# Brief
Wherever a line holds the word "horizontal", copy that line out.

*** Records to process ***

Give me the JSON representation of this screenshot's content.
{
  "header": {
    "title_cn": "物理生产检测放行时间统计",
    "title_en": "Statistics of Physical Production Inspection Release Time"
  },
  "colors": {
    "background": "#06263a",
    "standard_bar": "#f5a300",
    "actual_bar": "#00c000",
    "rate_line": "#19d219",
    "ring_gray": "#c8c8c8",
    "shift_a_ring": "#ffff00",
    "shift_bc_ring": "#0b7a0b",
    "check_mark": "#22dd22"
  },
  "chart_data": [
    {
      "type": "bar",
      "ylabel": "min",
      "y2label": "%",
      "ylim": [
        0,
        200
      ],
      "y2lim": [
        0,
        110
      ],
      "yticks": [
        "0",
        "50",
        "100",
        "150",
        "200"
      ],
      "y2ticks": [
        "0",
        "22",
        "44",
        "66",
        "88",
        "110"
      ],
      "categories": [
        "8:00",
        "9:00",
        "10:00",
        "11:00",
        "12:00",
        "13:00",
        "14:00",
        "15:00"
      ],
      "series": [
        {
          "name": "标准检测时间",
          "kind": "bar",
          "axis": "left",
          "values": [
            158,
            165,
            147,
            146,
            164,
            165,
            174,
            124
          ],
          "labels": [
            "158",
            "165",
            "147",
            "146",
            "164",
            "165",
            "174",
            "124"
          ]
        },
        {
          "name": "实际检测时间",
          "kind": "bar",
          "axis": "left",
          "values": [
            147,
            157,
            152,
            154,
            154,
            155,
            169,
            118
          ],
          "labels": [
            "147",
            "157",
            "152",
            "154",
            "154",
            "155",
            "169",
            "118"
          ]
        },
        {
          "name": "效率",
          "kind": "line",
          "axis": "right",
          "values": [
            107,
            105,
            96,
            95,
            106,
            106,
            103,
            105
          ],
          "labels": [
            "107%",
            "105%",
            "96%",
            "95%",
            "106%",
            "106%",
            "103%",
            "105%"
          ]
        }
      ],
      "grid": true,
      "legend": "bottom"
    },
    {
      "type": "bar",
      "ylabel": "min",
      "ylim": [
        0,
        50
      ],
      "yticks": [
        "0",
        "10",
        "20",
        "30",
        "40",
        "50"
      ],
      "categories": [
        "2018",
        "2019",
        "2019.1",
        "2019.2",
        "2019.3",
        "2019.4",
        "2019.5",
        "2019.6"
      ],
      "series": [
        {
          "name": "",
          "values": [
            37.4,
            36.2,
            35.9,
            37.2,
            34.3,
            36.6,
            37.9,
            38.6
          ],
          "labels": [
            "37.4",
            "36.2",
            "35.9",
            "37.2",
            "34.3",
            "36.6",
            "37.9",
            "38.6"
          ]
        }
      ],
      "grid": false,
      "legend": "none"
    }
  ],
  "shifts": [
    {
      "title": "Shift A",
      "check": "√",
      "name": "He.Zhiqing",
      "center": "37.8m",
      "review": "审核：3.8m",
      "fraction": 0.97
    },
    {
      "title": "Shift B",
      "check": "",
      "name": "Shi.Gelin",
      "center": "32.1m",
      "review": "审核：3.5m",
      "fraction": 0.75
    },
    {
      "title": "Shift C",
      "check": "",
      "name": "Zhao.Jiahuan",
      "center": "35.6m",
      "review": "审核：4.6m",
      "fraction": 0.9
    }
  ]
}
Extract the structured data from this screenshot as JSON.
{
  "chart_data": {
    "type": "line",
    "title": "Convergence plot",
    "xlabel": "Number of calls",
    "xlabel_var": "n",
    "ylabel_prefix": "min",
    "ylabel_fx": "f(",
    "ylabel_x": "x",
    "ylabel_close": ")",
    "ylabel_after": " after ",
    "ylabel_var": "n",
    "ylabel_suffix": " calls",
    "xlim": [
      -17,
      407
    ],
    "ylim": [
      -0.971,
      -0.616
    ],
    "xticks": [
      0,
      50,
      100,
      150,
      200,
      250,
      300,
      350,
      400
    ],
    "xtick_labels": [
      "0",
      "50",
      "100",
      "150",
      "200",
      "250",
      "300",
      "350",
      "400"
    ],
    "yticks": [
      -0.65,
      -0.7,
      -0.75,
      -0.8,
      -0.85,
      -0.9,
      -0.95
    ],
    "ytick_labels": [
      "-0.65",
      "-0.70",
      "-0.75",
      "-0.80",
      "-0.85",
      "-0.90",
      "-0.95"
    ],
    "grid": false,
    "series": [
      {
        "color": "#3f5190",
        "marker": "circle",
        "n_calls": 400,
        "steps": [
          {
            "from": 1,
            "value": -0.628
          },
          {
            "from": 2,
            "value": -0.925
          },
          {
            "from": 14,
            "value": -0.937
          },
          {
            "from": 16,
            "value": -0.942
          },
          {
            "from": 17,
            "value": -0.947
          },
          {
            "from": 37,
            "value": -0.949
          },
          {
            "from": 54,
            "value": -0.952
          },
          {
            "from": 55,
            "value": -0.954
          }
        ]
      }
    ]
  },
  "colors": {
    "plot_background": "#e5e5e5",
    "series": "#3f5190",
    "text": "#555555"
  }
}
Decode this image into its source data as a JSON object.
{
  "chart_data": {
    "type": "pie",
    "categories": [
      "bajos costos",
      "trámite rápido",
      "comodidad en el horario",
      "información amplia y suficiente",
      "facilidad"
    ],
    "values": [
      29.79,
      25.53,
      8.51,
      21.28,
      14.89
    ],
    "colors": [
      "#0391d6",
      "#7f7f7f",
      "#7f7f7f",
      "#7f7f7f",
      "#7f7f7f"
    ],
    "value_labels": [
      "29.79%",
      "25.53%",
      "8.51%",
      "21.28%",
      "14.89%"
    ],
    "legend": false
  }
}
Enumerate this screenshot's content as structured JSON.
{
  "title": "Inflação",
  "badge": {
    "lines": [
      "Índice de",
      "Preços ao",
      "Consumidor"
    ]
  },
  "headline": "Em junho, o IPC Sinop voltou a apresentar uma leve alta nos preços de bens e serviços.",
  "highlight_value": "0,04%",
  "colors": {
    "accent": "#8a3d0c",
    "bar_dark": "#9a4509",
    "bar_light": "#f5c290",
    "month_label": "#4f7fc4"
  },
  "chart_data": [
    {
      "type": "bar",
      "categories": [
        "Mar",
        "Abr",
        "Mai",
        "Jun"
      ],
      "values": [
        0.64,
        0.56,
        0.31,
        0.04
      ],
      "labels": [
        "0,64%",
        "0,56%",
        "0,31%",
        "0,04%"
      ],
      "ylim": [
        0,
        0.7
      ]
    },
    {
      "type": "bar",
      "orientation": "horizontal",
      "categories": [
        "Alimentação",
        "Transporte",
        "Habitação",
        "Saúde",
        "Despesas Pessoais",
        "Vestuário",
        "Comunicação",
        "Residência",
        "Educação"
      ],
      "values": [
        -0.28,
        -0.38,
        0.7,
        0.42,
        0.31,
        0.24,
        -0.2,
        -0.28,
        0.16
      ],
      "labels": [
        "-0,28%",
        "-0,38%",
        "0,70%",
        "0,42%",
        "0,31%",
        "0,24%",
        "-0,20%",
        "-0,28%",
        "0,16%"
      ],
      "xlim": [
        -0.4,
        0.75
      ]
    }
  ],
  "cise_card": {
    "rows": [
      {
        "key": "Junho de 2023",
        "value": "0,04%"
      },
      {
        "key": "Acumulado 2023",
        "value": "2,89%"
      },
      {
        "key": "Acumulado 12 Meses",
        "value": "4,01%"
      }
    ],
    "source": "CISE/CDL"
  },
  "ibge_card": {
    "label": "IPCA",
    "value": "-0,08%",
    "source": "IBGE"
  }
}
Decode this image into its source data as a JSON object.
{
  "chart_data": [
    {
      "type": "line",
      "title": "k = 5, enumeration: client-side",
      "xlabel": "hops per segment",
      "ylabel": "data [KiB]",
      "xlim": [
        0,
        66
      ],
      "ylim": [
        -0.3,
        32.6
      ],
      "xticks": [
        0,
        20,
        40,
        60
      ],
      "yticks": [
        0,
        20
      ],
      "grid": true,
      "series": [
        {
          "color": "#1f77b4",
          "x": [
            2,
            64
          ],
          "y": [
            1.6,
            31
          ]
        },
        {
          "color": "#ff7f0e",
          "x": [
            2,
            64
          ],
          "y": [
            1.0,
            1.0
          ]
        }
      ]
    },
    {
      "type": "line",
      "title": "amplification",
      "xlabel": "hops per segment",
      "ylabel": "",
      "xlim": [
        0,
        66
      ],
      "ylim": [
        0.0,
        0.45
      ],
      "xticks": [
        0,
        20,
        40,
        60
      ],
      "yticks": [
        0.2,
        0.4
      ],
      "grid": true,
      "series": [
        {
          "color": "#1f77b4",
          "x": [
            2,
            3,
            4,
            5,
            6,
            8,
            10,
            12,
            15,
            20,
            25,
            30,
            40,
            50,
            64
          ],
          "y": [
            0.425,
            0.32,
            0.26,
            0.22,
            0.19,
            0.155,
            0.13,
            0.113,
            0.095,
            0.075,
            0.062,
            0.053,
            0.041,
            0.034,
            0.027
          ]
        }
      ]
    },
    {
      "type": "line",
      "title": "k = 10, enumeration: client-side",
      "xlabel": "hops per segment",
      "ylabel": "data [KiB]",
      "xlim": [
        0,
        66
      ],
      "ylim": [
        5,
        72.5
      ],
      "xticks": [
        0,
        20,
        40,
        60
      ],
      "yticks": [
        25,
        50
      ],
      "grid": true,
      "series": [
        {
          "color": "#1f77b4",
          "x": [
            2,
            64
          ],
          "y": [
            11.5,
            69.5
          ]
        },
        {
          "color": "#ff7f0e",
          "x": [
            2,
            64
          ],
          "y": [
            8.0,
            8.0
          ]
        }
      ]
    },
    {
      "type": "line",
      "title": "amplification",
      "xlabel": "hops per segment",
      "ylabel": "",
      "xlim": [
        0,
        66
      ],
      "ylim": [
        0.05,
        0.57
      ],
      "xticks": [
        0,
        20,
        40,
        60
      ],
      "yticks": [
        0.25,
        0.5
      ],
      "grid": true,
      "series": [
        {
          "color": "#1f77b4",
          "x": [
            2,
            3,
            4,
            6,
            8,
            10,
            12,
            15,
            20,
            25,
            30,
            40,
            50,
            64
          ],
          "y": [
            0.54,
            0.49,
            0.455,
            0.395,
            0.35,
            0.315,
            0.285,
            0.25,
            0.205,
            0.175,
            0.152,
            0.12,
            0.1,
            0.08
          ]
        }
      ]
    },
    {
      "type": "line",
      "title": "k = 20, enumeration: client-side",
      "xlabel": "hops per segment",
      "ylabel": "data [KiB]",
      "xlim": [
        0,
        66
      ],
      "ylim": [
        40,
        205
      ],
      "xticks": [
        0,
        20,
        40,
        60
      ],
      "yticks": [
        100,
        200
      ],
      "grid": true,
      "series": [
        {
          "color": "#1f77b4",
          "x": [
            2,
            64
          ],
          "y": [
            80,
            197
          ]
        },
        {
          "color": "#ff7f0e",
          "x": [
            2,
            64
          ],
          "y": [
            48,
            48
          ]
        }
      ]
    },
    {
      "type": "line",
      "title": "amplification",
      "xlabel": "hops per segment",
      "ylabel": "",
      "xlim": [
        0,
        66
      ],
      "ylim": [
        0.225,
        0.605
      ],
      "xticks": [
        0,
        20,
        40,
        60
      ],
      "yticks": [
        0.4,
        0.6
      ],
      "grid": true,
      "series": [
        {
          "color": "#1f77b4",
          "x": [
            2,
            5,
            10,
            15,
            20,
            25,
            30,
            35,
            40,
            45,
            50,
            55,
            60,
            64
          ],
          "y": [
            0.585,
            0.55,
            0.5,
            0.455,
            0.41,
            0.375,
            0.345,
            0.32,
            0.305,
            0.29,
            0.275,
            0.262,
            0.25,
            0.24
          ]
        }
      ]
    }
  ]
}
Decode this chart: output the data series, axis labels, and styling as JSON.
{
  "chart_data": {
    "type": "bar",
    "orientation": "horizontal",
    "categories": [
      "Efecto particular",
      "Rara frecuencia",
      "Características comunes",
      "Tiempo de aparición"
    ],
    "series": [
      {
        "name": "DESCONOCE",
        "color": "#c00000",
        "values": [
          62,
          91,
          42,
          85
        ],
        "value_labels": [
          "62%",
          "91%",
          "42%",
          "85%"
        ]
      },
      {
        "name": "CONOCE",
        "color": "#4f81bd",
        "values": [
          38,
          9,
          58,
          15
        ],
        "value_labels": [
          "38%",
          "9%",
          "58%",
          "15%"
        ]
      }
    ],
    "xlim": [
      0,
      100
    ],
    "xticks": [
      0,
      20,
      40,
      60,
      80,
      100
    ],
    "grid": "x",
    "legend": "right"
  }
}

***

# Task answer
      "orientation": "horizontal",
    "orientation": "horizontal",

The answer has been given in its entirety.